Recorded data
+ + + +

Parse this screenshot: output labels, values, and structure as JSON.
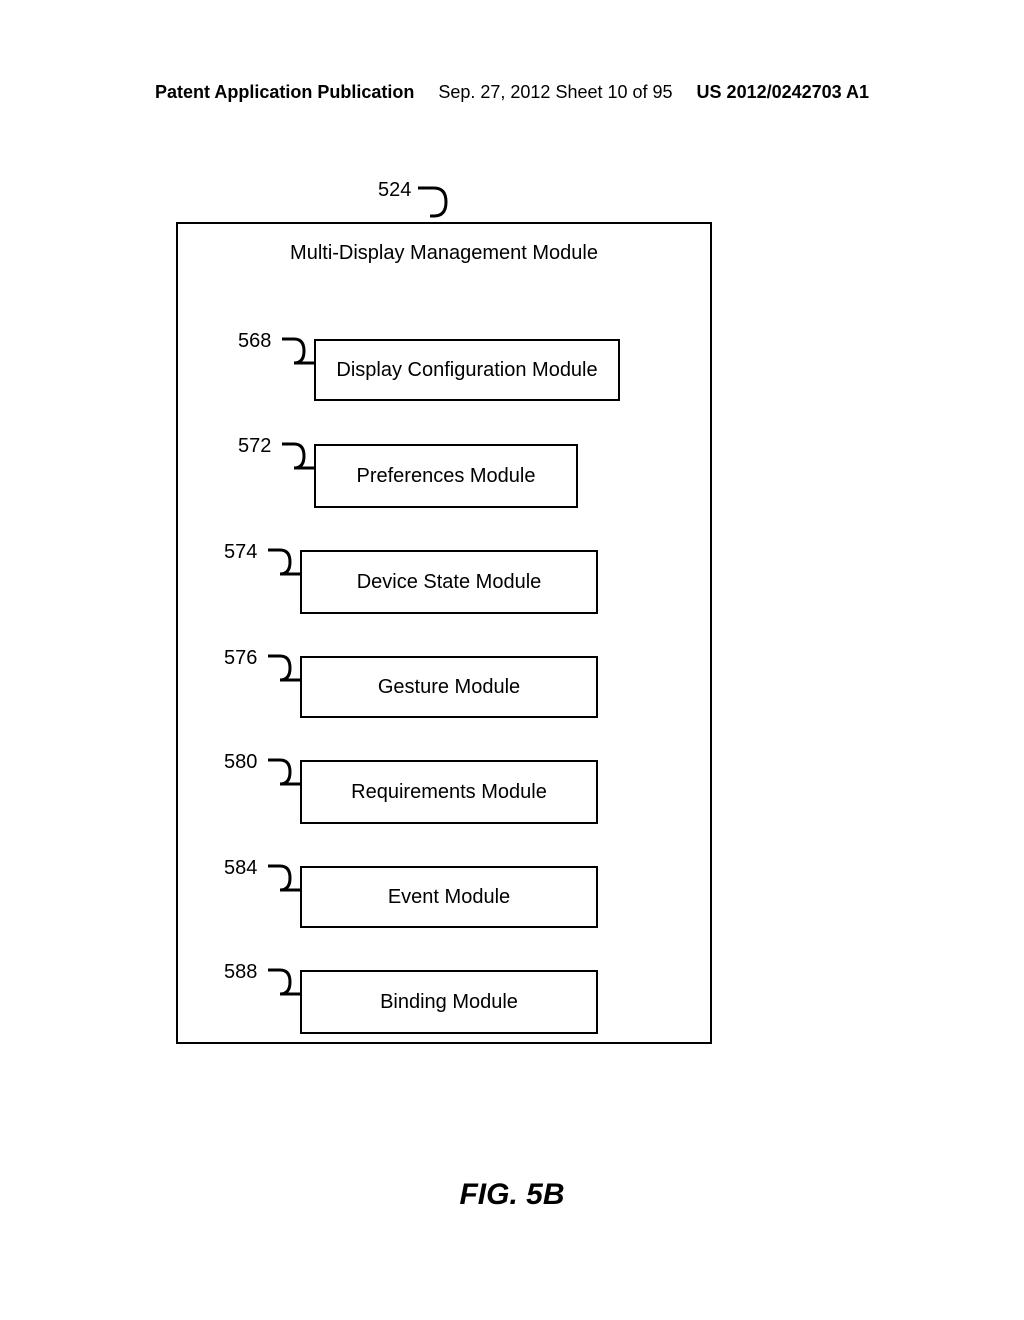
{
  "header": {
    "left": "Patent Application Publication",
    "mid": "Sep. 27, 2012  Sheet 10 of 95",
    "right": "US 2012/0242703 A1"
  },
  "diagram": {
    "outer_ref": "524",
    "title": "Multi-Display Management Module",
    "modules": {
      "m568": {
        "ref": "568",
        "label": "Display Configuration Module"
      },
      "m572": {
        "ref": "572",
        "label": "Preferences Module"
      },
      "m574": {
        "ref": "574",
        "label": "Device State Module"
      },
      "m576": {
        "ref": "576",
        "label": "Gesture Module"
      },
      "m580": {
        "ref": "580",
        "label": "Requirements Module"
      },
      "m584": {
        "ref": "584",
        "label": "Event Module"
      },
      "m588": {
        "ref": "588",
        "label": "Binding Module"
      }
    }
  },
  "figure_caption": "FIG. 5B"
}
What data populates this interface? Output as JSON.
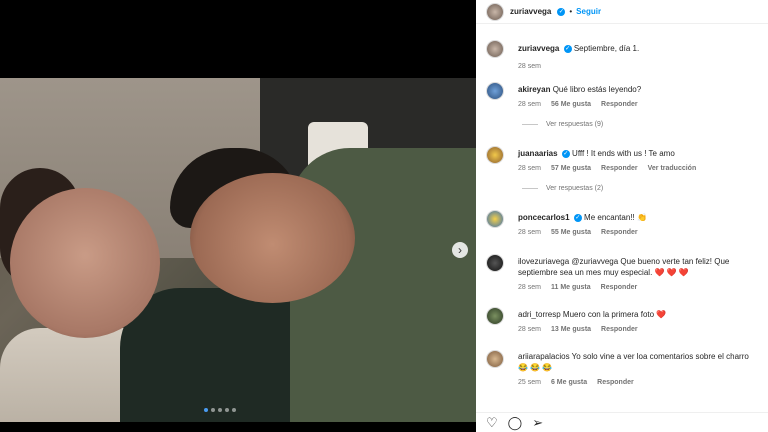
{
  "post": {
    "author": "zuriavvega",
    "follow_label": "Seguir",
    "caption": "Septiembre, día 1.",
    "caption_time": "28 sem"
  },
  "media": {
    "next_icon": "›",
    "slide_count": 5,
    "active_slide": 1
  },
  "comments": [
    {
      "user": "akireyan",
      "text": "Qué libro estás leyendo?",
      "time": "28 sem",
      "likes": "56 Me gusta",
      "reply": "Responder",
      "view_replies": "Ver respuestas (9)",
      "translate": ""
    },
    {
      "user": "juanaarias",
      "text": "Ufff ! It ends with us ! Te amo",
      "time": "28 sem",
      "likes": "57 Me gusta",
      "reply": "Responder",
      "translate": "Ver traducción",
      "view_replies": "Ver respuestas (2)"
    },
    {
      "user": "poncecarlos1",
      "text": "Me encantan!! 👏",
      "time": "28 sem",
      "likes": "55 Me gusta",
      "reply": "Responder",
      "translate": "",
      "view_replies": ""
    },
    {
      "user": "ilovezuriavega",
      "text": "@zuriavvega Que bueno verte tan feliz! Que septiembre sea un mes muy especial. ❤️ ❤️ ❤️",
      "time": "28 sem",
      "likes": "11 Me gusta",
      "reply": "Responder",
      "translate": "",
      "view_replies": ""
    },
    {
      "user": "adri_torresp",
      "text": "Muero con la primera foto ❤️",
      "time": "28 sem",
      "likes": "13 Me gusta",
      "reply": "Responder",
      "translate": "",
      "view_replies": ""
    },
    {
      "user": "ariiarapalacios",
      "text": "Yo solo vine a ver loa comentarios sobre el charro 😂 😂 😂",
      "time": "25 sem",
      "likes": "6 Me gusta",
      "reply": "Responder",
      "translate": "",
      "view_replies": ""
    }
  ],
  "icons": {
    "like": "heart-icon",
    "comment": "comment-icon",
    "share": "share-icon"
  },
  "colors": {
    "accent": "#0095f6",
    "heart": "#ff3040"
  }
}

+ + + +

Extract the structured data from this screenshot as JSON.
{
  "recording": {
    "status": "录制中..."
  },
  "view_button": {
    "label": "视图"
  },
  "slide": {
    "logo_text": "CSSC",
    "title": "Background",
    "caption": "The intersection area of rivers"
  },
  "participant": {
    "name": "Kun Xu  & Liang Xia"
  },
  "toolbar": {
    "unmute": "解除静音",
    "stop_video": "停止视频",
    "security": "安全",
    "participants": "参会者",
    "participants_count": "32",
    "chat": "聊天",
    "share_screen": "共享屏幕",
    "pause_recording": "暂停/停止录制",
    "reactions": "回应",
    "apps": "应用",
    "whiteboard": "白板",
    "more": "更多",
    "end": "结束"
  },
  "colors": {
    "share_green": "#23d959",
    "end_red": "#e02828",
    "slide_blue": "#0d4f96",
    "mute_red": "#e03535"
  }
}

+ + + +

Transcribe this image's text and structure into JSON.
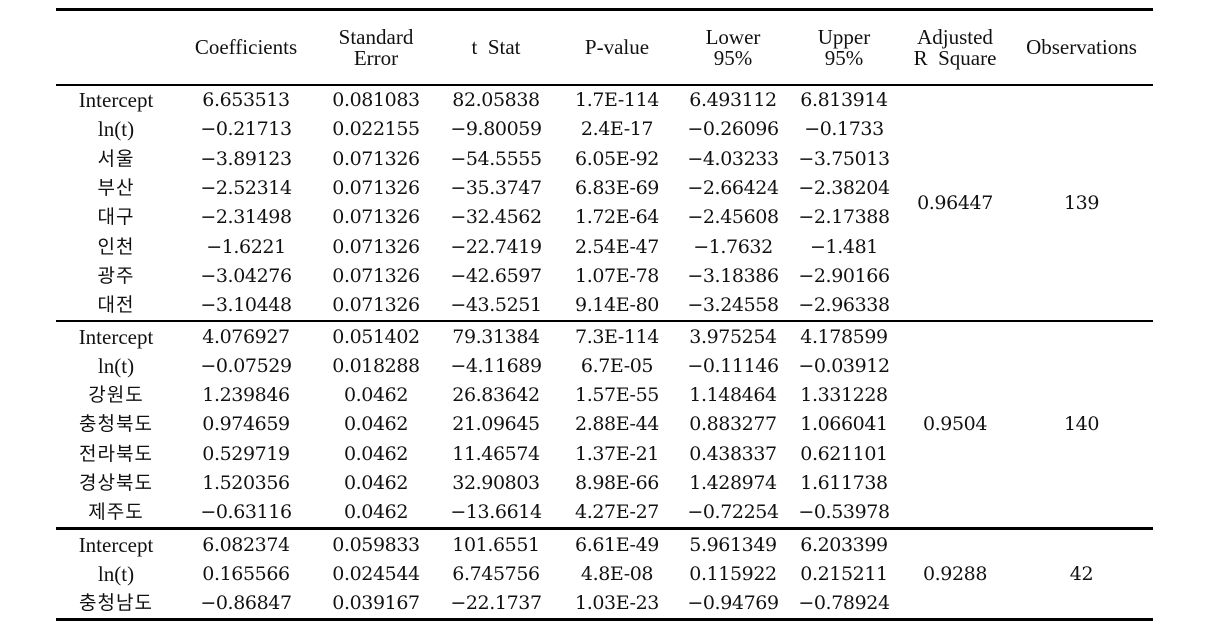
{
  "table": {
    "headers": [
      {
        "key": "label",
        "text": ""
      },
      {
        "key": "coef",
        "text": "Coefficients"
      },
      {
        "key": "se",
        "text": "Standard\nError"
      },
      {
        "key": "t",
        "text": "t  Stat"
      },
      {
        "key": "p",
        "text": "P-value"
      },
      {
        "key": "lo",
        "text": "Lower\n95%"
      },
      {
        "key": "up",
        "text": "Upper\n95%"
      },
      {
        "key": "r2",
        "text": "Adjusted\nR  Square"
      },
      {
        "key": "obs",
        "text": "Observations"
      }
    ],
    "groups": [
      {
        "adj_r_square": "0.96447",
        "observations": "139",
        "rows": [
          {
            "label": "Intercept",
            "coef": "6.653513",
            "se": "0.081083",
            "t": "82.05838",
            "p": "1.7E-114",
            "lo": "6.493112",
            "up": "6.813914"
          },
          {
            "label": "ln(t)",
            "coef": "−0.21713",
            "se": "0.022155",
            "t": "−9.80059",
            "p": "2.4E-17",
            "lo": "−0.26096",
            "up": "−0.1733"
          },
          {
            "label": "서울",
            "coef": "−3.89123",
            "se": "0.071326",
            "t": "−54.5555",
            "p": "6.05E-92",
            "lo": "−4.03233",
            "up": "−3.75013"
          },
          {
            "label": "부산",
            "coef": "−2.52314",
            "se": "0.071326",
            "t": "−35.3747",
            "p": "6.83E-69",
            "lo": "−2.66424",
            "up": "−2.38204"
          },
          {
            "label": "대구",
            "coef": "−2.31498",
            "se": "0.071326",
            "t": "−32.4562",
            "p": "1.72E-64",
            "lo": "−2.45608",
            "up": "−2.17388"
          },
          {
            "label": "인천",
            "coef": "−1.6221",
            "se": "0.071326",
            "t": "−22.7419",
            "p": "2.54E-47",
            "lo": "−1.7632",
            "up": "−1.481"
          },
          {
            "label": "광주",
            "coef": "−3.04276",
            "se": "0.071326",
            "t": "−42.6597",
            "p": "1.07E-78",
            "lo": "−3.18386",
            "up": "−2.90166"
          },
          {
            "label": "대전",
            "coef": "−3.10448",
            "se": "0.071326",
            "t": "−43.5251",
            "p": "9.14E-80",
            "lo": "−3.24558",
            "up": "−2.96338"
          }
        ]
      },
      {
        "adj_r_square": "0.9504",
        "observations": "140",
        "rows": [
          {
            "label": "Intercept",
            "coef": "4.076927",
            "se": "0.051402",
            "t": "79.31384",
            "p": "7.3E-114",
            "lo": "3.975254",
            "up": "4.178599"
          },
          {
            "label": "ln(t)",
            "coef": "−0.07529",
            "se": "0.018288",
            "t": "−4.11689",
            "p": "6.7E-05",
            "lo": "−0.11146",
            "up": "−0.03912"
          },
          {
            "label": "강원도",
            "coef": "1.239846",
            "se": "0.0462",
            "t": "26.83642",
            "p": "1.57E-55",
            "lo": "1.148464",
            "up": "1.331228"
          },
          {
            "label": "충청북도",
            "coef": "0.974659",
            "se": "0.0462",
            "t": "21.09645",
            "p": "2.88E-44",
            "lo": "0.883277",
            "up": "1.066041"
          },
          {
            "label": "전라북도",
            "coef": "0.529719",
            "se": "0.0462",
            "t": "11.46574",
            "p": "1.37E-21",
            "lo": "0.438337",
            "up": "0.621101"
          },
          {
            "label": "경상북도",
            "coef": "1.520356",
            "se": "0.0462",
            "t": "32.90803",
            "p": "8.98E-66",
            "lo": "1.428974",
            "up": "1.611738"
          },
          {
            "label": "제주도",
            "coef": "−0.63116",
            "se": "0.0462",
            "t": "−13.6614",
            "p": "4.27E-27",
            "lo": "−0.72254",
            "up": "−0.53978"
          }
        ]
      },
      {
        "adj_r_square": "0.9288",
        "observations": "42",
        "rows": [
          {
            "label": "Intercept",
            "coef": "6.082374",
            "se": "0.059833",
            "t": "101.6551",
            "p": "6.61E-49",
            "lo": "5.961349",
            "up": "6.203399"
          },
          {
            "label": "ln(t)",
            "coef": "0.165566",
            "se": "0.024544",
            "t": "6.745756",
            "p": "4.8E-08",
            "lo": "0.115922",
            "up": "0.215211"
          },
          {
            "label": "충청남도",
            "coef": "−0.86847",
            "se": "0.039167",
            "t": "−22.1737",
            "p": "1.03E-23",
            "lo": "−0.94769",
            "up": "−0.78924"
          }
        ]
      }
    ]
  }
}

+ + + +

GIVEN EXERCISE:
Each line of the material that holds the string "Display" counts once; give the total alone.

OUTPUT FOR THIS EXERCISE:
2